*** Given information ***

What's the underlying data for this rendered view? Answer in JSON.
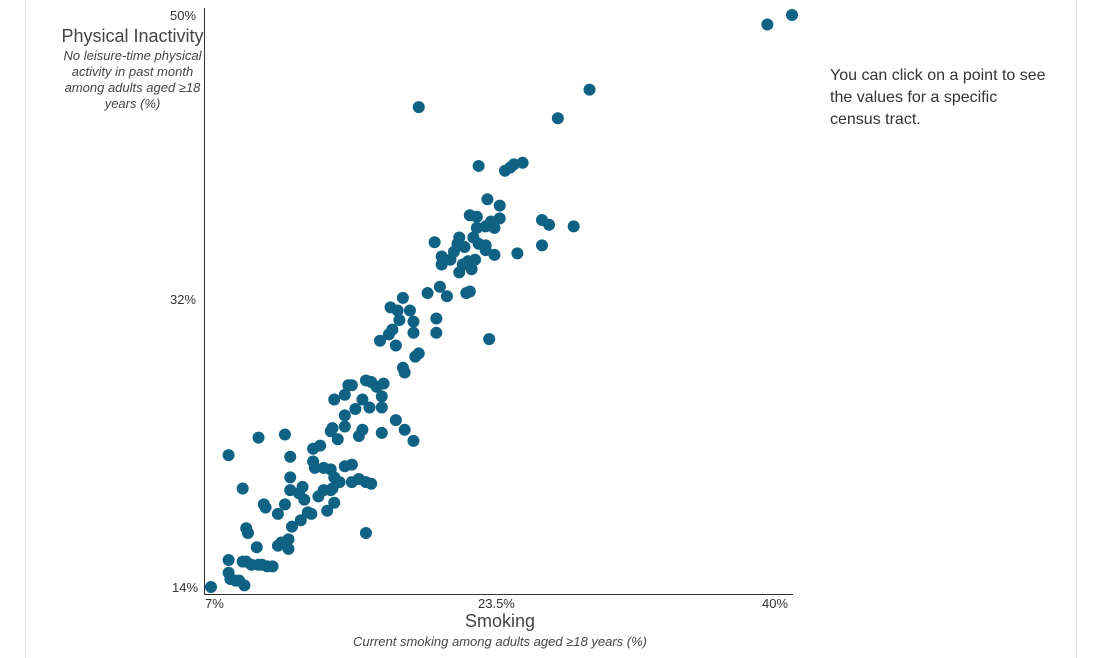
{
  "chart_data": {
    "type": "scatter",
    "color": "#0f6283",
    "xlabel": "Smoking",
    "xsublabel": "Current smoking among adults aged ≥18 years (%)",
    "ylabel": "Physical Inactivity",
    "ysublabel": "No leisure-time physical activity in past month among adults aged ≥18 years (%)",
    "xlim": [
      7,
      40
    ],
    "ylim": [
      14,
      50
    ],
    "xticks": [
      "7%",
      "23.5%",
      "40%"
    ],
    "yticks": [
      "50%",
      "32%",
      "14%"
    ],
    "grid": false,
    "points": [
      [
        7.0,
        14.0
      ],
      [
        8.0,
        15.7
      ],
      [
        8.0,
        14.9
      ],
      [
        8.1,
        14.5
      ],
      [
        8.4,
        14.4
      ],
      [
        8.9,
        14.1
      ],
      [
        8.6,
        14.4
      ],
      [
        8.8,
        15.6
      ],
      [
        9.3,
        15.4
      ],
      [
        9.7,
        15.4
      ],
      [
        9.9,
        15.4
      ],
      [
        10.2,
        15.3
      ],
      [
        10.5,
        15.3
      ],
      [
        9.0,
        15.6
      ],
      [
        9.6,
        16.5
      ],
      [
        10.8,
        16.6
      ],
      [
        11.4,
        16.4
      ],
      [
        11.4,
        17.0
      ],
      [
        11.0,
        16.8
      ],
      [
        11.6,
        17.8
      ],
      [
        12.1,
        18.2
      ],
      [
        12.5,
        18.7
      ],
      [
        12.3,
        19.5
      ],
      [
        13.1,
        19.7
      ],
      [
        13.4,
        20.1
      ],
      [
        13.8,
        20.1
      ],
      [
        14.0,
        19.3
      ],
      [
        13.6,
        18.8
      ],
      [
        12.7,
        18.6
      ],
      [
        9.0,
        17.7
      ],
      [
        9.1,
        17.4
      ],
      [
        10.0,
        19.2
      ],
      [
        10.1,
        19.0
      ],
      [
        10.8,
        18.6
      ],
      [
        11.2,
        19.2
      ],
      [
        11.5,
        20.9
      ],
      [
        11.5,
        20.1
      ],
      [
        12.0,
        19.9
      ],
      [
        12.2,
        20.3
      ],
      [
        12.9,
        21.5
      ],
      [
        12.8,
        22.7
      ],
      [
        13.2,
        22.9
      ],
      [
        13.4,
        21.5
      ],
      [
        13.8,
        21.4
      ],
      [
        14.0,
        20.9
      ],
      [
        14.6,
        21.6
      ],
      [
        15.0,
        21.7
      ],
      [
        13.9,
        20.2
      ],
      [
        14.3,
        20.6
      ],
      [
        15.0,
        20.6
      ],
      [
        15.4,
        20.8
      ],
      [
        15.8,
        20.6
      ],
      [
        16.1,
        20.5
      ],
      [
        15.8,
        17.4
      ],
      [
        8.8,
        20.2
      ],
      [
        8.0,
        22.3
      ],
      [
        9.7,
        23.4
      ],
      [
        11.2,
        23.6
      ],
      [
        11.5,
        22.2
      ],
      [
        12.8,
        21.9
      ],
      [
        13.8,
        23.8
      ],
      [
        14.2,
        23.3
      ],
      [
        13.9,
        24.0
      ],
      [
        14.6,
        24.1
      ],
      [
        14.6,
        24.8
      ],
      [
        15.2,
        25.2
      ],
      [
        15.4,
        23.5
      ],
      [
        15.6,
        23.9
      ],
      [
        16.0,
        25.3
      ],
      [
        16.7,
        25.3
      ],
      [
        16.7,
        23.7
      ],
      [
        17.5,
        24.5
      ],
      [
        18.0,
        23.9
      ],
      [
        18.5,
        23.2
      ],
      [
        14.0,
        25.8
      ],
      [
        14.6,
        26.1
      ],
      [
        14.8,
        26.7
      ],
      [
        15.0,
        26.7
      ],
      [
        15.8,
        27.0
      ],
      [
        16.1,
        26.9
      ],
      [
        16.4,
        26.6
      ],
      [
        16.8,
        26.8
      ],
      [
        16.7,
        26.0
      ],
      [
        15.6,
        25.8
      ],
      [
        16.6,
        29.5
      ],
      [
        17.1,
        29.9
      ],
      [
        17.3,
        30.2
      ],
      [
        17.5,
        29.2
      ],
      [
        17.7,
        30.8
      ],
      [
        17.9,
        32.2
      ],
      [
        17.2,
        31.6
      ],
      [
        17.6,
        31.4
      ],
      [
        18.3,
        31.4
      ],
      [
        18.5,
        30.7
      ],
      [
        17.9,
        27.8
      ],
      [
        18.0,
        27.5
      ],
      [
        18.5,
        30.0
      ],
      [
        18.8,
        28.7
      ],
      [
        18.6,
        28.5
      ],
      [
        19.8,
        30.0
      ],
      [
        19.8,
        30.9
      ],
      [
        19.3,
        32.5
      ],
      [
        20.0,
        32.9
      ],
      [
        20.4,
        32.3
      ],
      [
        21.5,
        32.5
      ],
      [
        21.7,
        32.6
      ],
      [
        22.8,
        29.6
      ],
      [
        19.7,
        35.7
      ],
      [
        20.1,
        34.8
      ],
      [
        20.1,
        34.3
      ],
      [
        20.6,
        34.6
      ],
      [
        20.8,
        35.1
      ],
      [
        21.0,
        35.6
      ],
      [
        21.1,
        33.8
      ],
      [
        21.3,
        34.3
      ],
      [
        21.6,
        34.5
      ],
      [
        21.8,
        34.0
      ],
      [
        22.0,
        34.6
      ],
      [
        21.4,
        35.4
      ],
      [
        21.9,
        36.0
      ],
      [
        22.1,
        36.6
      ],
      [
        22.6,
        36.7
      ],
      [
        22.9,
        37.0
      ],
      [
        23.1,
        36.6
      ],
      [
        23.4,
        37.2
      ],
      [
        22.6,
        35.5
      ],
      [
        22.6,
        35.2
      ],
      [
        22.2,
        35.6
      ],
      [
        23.1,
        34.9
      ],
      [
        21.1,
        36.0
      ],
      [
        21.7,
        37.4
      ],
      [
        22.1,
        37.3
      ],
      [
        22.7,
        38.4
      ],
      [
        23.4,
        38.0
      ],
      [
        25.8,
        37.1
      ],
      [
        26.2,
        36.8
      ],
      [
        27.6,
        36.7
      ],
      [
        25.8,
        35.5
      ],
      [
        24.4,
        35.0
      ],
      [
        22.2,
        40.5
      ],
      [
        23.7,
        40.2
      ],
      [
        24.0,
        40.4
      ],
      [
        24.2,
        40.6
      ],
      [
        24.7,
        40.7
      ],
      [
        18.8,
        44.2
      ],
      [
        26.7,
        43.5
      ],
      [
        28.5,
        45.3
      ],
      [
        38.6,
        49.4
      ],
      [
        40.0,
        50.0
      ]
    ]
  },
  "note": "You can click on a point to see the values for a specific census tract."
}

***

Task statement: From start to finish, output the listing exactly, but omit its pictures.

Worked solution:
What's the underlying data for this rendered view? Answer in JSON.
{
  "chart_data": {
    "type": "scatter",
    "color": "#0f6283",
    "xlabel": "Smoking",
    "xsublabel": "Current smoking among adults aged ≥18 years (%)",
    "ylabel": "Physical Inactivity",
    "ysublabel": "No leisure-time physical activity in past month among adults aged ≥18 years (%)",
    "xlim": [
      7,
      40
    ],
    "ylim": [
      14,
      50
    ],
    "xticks": [
      "7%",
      "23.5%",
      "40%"
    ],
    "yticks": [
      "50%",
      "32%",
      "14%"
    ],
    "grid": false,
    "points": [
      [
        7.0,
        14.0
      ],
      [
        8.0,
        15.7
      ],
      [
        8.0,
        14.9
      ],
      [
        8.1,
        14.5
      ],
      [
        8.4,
        14.4
      ],
      [
        8.9,
        14.1
      ],
      [
        8.6,
        14.4
      ],
      [
        8.8,
        15.6
      ],
      [
        9.3,
        15.4
      ],
      [
        9.7,
        15.4
      ],
      [
        9.9,
        15.4
      ],
      [
        10.2,
        15.3
      ],
      [
        10.5,
        15.3
      ],
      [
        9.0,
        15.6
      ],
      [
        9.6,
        16.5
      ],
      [
        10.8,
        16.6
      ],
      [
        11.4,
        16.4
      ],
      [
        11.4,
        17.0
      ],
      [
        11.0,
        16.8
      ],
      [
        11.6,
        17.8
      ],
      [
        12.1,
        18.2
      ],
      [
        12.5,
        18.7
      ],
      [
        12.3,
        19.5
      ],
      [
        13.1,
        19.7
      ],
      [
        13.4,
        20.1
      ],
      [
        13.8,
        20.1
      ],
      [
        14.0,
        19.3
      ],
      [
        13.6,
        18.8
      ],
      [
        12.7,
        18.6
      ],
      [
        9.0,
        17.7
      ],
      [
        9.1,
        17.4
      ],
      [
        10.0,
        19.2
      ],
      [
        10.1,
        19.0
      ],
      [
        10.8,
        18.6
      ],
      [
        11.2,
        19.2
      ],
      [
        11.5,
        20.9
      ],
      [
        11.5,
        20.1
      ],
      [
        12.0,
        19.9
      ],
      [
        12.2,
        20.3
      ],
      [
        12.9,
        21.5
      ],
      [
        12.8,
        22.7
      ],
      [
        13.2,
        22.9
      ],
      [
        13.4,
        21.5
      ],
      [
        13.8,
        21.4
      ],
      [
        14.0,
        20.9
      ],
      [
        14.6,
        21.6
      ],
      [
        15.0,
        21.7
      ],
      [
        13.9,
        20.2
      ],
      [
        14.3,
        20.6
      ],
      [
        15.0,
        20.6
      ],
      [
        15.4,
        20.8
      ],
      [
        15.8,
        20.6
      ],
      [
        16.1,
        20.5
      ],
      [
        15.8,
        17.4
      ],
      [
        8.8,
        20.2
      ],
      [
        8.0,
        22.3
      ],
      [
        9.7,
        23.4
      ],
      [
        11.2,
        23.6
      ],
      [
        11.5,
        22.2
      ],
      [
        12.8,
        21.9
      ],
      [
        13.8,
        23.8
      ],
      [
        14.2,
        23.3
      ],
      [
        13.9,
        24.0
      ],
      [
        14.6,
        24.1
      ],
      [
        14.6,
        24.8
      ],
      [
        15.2,
        25.2
      ],
      [
        15.4,
        23.5
      ],
      [
        15.6,
        23.9
      ],
      [
        16.0,
        25.3
      ],
      [
        16.7,
        25.3
      ],
      [
        16.7,
        23.7
      ],
      [
        17.5,
        24.5
      ],
      [
        18.0,
        23.9
      ],
      [
        18.5,
        23.2
      ],
      [
        14.0,
        25.8
      ],
      [
        14.6,
        26.1
      ],
      [
        14.8,
        26.7
      ],
      [
        15.0,
        26.7
      ],
      [
        15.8,
        27.0
      ],
      [
        16.1,
        26.9
      ],
      [
        16.4,
        26.6
      ],
      [
        16.8,
        26.8
      ],
      [
        16.7,
        26.0
      ],
      [
        15.6,
        25.8
      ],
      [
        16.6,
        29.5
      ],
      [
        17.1,
        29.9
      ],
      [
        17.3,
        30.2
      ],
      [
        17.5,
        29.2
      ],
      [
        17.7,
        30.8
      ],
      [
        17.9,
        32.2
      ],
      [
        17.2,
        31.6
      ],
      [
        17.6,
        31.4
      ],
      [
        18.3,
        31.4
      ],
      [
        18.5,
        30.7
      ],
      [
        17.9,
        27.8
      ],
      [
        18.0,
        27.5
      ],
      [
        18.5,
        30.0
      ],
      [
        18.8,
        28.7
      ],
      [
        18.6,
        28.5
      ],
      [
        19.8,
        30.0
      ],
      [
        19.8,
        30.9
      ],
      [
        19.3,
        32.5
      ],
      [
        20.0,
        32.9
      ],
      [
        20.4,
        32.3
      ],
      [
        21.5,
        32.5
      ],
      [
        21.7,
        32.6
      ],
      [
        22.8,
        29.6
      ],
      [
        19.7,
        35.7
      ],
      [
        20.1,
        34.8
      ],
      [
        20.1,
        34.3
      ],
      [
        20.6,
        34.6
      ],
      [
        20.8,
        35.1
      ],
      [
        21.0,
        35.6
      ],
      [
        21.1,
        33.8
      ],
      [
        21.3,
        34.3
      ],
      [
        21.6,
        34.5
      ],
      [
        21.8,
        34.0
      ],
      [
        22.0,
        34.6
      ],
      [
        21.4,
        35.4
      ],
      [
        21.9,
        36.0
      ],
      [
        22.1,
        36.6
      ],
      [
        22.6,
        36.7
      ],
      [
        22.9,
        37.0
      ],
      [
        23.1,
        36.6
      ],
      [
        23.4,
        37.2
      ],
      [
        22.6,
        35.5
      ],
      [
        22.6,
        35.2
      ],
      [
        22.2,
        35.6
      ],
      [
        23.1,
        34.9
      ],
      [
        21.1,
        36.0
      ],
      [
        21.7,
        37.4
      ],
      [
        22.1,
        37.3
      ],
      [
        22.7,
        38.4
      ],
      [
        23.4,
        38.0
      ],
      [
        25.8,
        37.1
      ],
      [
        26.2,
        36.8
      ],
      [
        27.6,
        36.7
      ],
      [
        25.8,
        35.5
      ],
      [
        24.4,
        35.0
      ],
      [
        22.2,
        40.5
      ],
      [
        23.7,
        40.2
      ],
      [
        24.0,
        40.4
      ],
      [
        24.2,
        40.6
      ],
      [
        24.7,
        40.7
      ],
      [
        18.8,
        44.2
      ],
      [
        26.7,
        43.5
      ],
      [
        28.5,
        45.3
      ],
      [
        38.6,
        49.4
      ],
      [
        40.0,
        50.0
      ]
    ]
  },
  "note": "You can click on a point to see the values for a specific census tract."
}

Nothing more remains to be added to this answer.